[Rows from a dataset]
────────────────────

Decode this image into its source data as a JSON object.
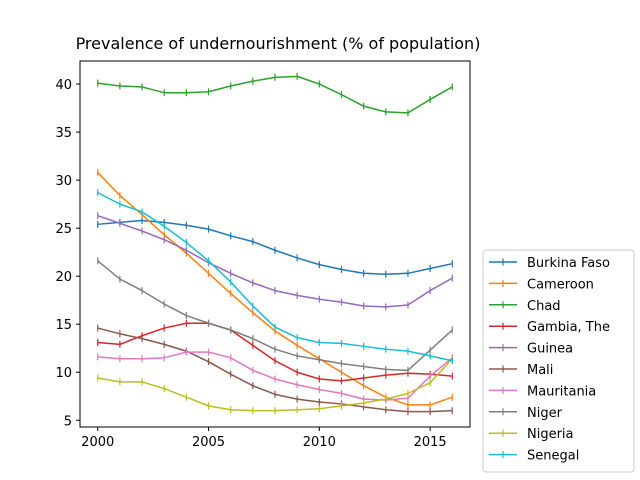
{
  "chart_data": {
    "type": "line",
    "title": "Prevalence of undernourishment (% of population)",
    "xlabel": "",
    "ylabel": "",
    "x": [
      2000,
      2001,
      2002,
      2003,
      2004,
      2005,
      2006,
      2007,
      2008,
      2009,
      2010,
      2011,
      2012,
      2013,
      2014,
      2015,
      2016
    ],
    "xlim": [
      1999.2,
      2016.8
    ],
    "ylim": [
      4.3,
      42.4
    ],
    "xticks": [
      2000,
      2005,
      2010,
      2015
    ],
    "yticks": [
      5,
      10,
      15,
      20,
      25,
      30,
      35,
      40
    ],
    "grid": false,
    "legend_position": "lower-right-outside",
    "series": [
      {
        "name": "Burkina Faso",
        "color": "#1f77b4",
        "values": [
          25.4,
          25.6,
          25.8,
          25.6,
          25.3,
          24.9,
          24.2,
          23.6,
          22.7,
          21.9,
          21.2,
          20.7,
          20.3,
          20.2,
          20.3,
          20.8,
          21.3
        ]
      },
      {
        "name": "Cameroon",
        "color": "#ff7f0e",
        "values": [
          30.8,
          28.4,
          26.4,
          24.3,
          22.4,
          20.3,
          18.2,
          16.2,
          14.3,
          12.8,
          11.4,
          10.0,
          8.6,
          7.4,
          6.6,
          6.6,
          7.4
        ]
      },
      {
        "name": "Chad",
        "color": "#2ca02c",
        "values": [
          40.1,
          39.8,
          39.7,
          39.1,
          39.1,
          39.2,
          39.8,
          40.3,
          40.7,
          40.8,
          40.0,
          38.9,
          37.7,
          37.1,
          37.0,
          38.4,
          39.7
        ]
      },
      {
        "name": "Gambia, The",
        "color": "#d62728",
        "values": [
          13.1,
          12.9,
          13.8,
          14.6,
          15.1,
          15.1,
          14.4,
          12.8,
          11.2,
          10.0,
          9.3,
          9.1,
          9.4,
          9.7,
          9.9,
          9.8,
          9.6
        ]
      },
      {
        "name": "Guinea",
        "color": "#9467bd",
        "values": [
          26.3,
          25.5,
          24.7,
          23.8,
          22.7,
          21.4,
          20.3,
          19.3,
          18.5,
          18.0,
          17.6,
          17.3,
          16.9,
          16.8,
          17.0,
          18.5,
          19.8
        ]
      },
      {
        "name": "Mali",
        "color": "#8c564b",
        "values": [
          14.6,
          14.0,
          13.5,
          12.9,
          12.2,
          11.1,
          9.8,
          8.6,
          7.7,
          7.2,
          6.9,
          6.7,
          6.4,
          6.1,
          5.9,
          5.9,
          6.0
        ]
      },
      {
        "name": "Mauritania",
        "color": "#e377c2",
        "values": [
          11.6,
          11.4,
          11.4,
          11.5,
          12.1,
          12.1,
          11.5,
          10.2,
          9.3,
          8.7,
          8.2,
          7.8,
          7.2,
          7.1,
          7.3,
          9.6,
          11.5
        ]
      },
      {
        "name": "Niger",
        "color": "#7f7f7f",
        "values": [
          21.6,
          19.7,
          18.5,
          17.1,
          15.9,
          15.1,
          14.4,
          13.5,
          12.4,
          11.7,
          11.3,
          10.9,
          10.6,
          10.3,
          10.2,
          12.3,
          14.4
        ]
      },
      {
        "name": "Nigeria",
        "color": "#bcbd22",
        "values": [
          9.4,
          9.0,
          9.0,
          8.3,
          7.4,
          6.5,
          6.1,
          6.0,
          6.0,
          6.1,
          6.2,
          6.5,
          6.8,
          7.2,
          7.8,
          8.9,
          11.4
        ]
      },
      {
        "name": "Senegal",
        "color": "#17becf",
        "values": [
          28.7,
          27.5,
          26.7,
          25.2,
          23.5,
          21.6,
          19.4,
          16.9,
          14.7,
          13.6,
          13.1,
          13.0,
          12.7,
          12.4,
          12.2,
          11.7,
          11.2
        ]
      }
    ]
  }
}
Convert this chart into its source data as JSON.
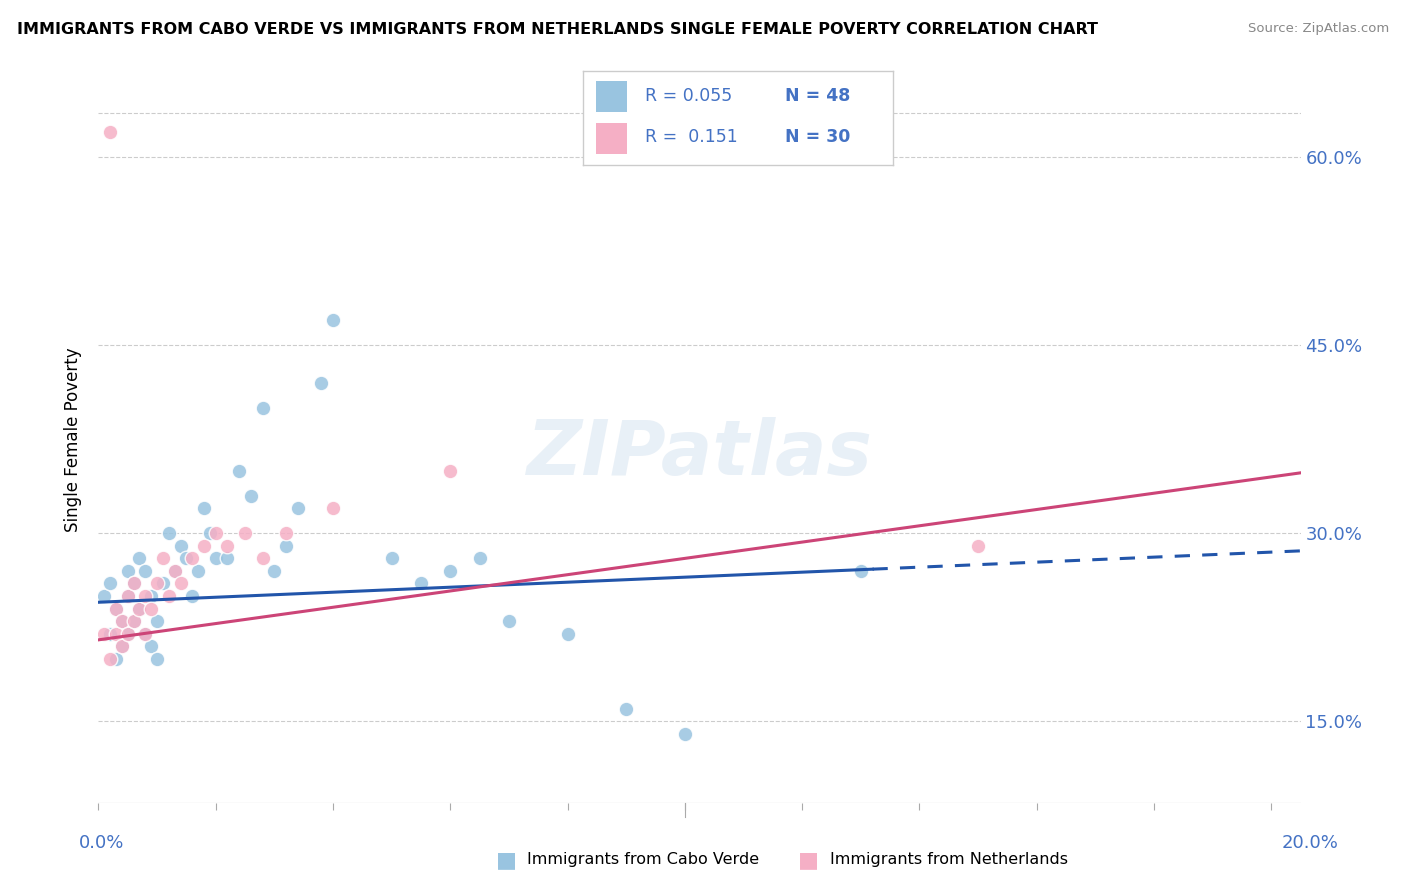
{
  "title": "IMMIGRANTS FROM CABO VERDE VS IMMIGRANTS FROM NETHERLANDS SINGLE FEMALE POVERTY CORRELATION CHART",
  "source": "Source: ZipAtlas.com",
  "ylabel": "Single Female Poverty",
  "watermark": "ZIPatlas",
  "xlim": [
    0.0,
    0.205
  ],
  "ylim": [
    0.085,
    0.665
  ],
  "yticks": [
    0.15,
    0.3,
    0.45,
    0.6
  ],
  "ytick_labels": [
    "15.0%",
    "30.0%",
    "45.0%",
    "60.0%"
  ],
  "blue_scatter_color": "#99c4e0",
  "pink_scatter_color": "#f5afc5",
  "blue_line_color": "#2255aa",
  "pink_line_color": "#cc4477",
  "tick_label_color": "#4472c4",
  "grid_color": "#cccccc",
  "cabo_verde_x": [
    0.001,
    0.002,
    0.002,
    0.003,
    0.003,
    0.004,
    0.004,
    0.005,
    0.005,
    0.005,
    0.006,
    0.006,
    0.007,
    0.007,
    0.008,
    0.008,
    0.009,
    0.009,
    0.01,
    0.01,
    0.011,
    0.012,
    0.013,
    0.014,
    0.015,
    0.016,
    0.017,
    0.018,
    0.019,
    0.02,
    0.022,
    0.024,
    0.026,
    0.028,
    0.03,
    0.032,
    0.034,
    0.038,
    0.04,
    0.05,
    0.055,
    0.06,
    0.065,
    0.07,
    0.08,
    0.09,
    0.1,
    0.13
  ],
  "cabo_verde_y": [
    0.25,
    0.22,
    0.26,
    0.2,
    0.24,
    0.21,
    0.23,
    0.22,
    0.25,
    0.27,
    0.23,
    0.26,
    0.24,
    0.28,
    0.22,
    0.27,
    0.21,
    0.25,
    0.2,
    0.23,
    0.26,
    0.3,
    0.27,
    0.29,
    0.28,
    0.25,
    0.27,
    0.32,
    0.3,
    0.28,
    0.28,
    0.35,
    0.33,
    0.4,
    0.27,
    0.29,
    0.32,
    0.42,
    0.47,
    0.28,
    0.26,
    0.27,
    0.28,
    0.23,
    0.22,
    0.16,
    0.14,
    0.27
  ],
  "netherlands_x": [
    0.001,
    0.002,
    0.003,
    0.003,
    0.004,
    0.004,
    0.005,
    0.005,
    0.006,
    0.006,
    0.007,
    0.008,
    0.008,
    0.009,
    0.01,
    0.011,
    0.012,
    0.013,
    0.014,
    0.016,
    0.018,
    0.02,
    0.022,
    0.025,
    0.028,
    0.032,
    0.04,
    0.06,
    0.15,
    0.002
  ],
  "netherlands_y": [
    0.22,
    0.2,
    0.22,
    0.24,
    0.21,
    0.23,
    0.22,
    0.25,
    0.23,
    0.26,
    0.24,
    0.22,
    0.25,
    0.24,
    0.26,
    0.28,
    0.25,
    0.27,
    0.26,
    0.28,
    0.29,
    0.3,
    0.29,
    0.3,
    0.28,
    0.3,
    0.32,
    0.35,
    0.29,
    0.62
  ],
  "legend_blue_r": "R = 0.055",
  "legend_blue_n": "N = 48",
  "legend_pink_r": "R =  0.151",
  "legend_pink_n": "N = 30"
}
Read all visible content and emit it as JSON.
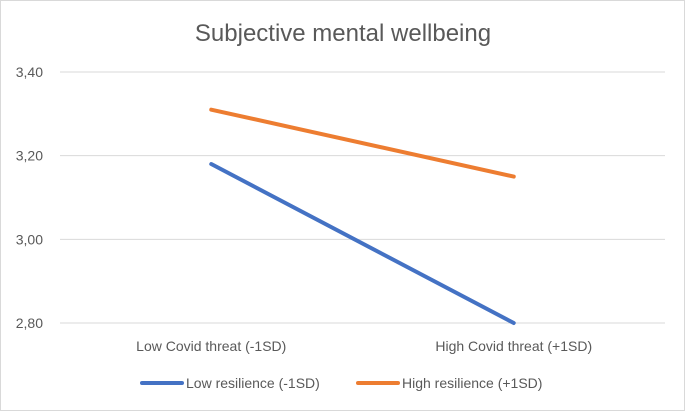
{
  "chart_data": {
    "type": "line",
    "title": "Subjective mental wellbeing",
    "categories": [
      "Low Covid threat (-1SD)",
      "High Covid threat (+1SD)"
    ],
    "y_ticks": [
      "3,40",
      "3,20",
      "3,00",
      "2,80"
    ],
    "y_tick_values": [
      3.4,
      3.2,
      3.0,
      2.8
    ],
    "ylim": [
      2.8,
      3.4
    ],
    "xlabel": "",
    "ylabel": "",
    "grid": true,
    "legend_position": "bottom",
    "series": [
      {
        "name": "Low resilience (-1SD)",
        "color": "#4472c4",
        "values": [
          3.18,
          2.8
        ]
      },
      {
        "name": "High resilience (+1SD)",
        "color": "#ed7d31",
        "values": [
          3.31,
          3.15
        ]
      }
    ]
  }
}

────────────────────

> Instructions to follow
Filter the records above and return every line that holds the word "resilience".

> Output below
        "name": "Low resilience (-1SD)",
        "name": "High resilience (+1SD)",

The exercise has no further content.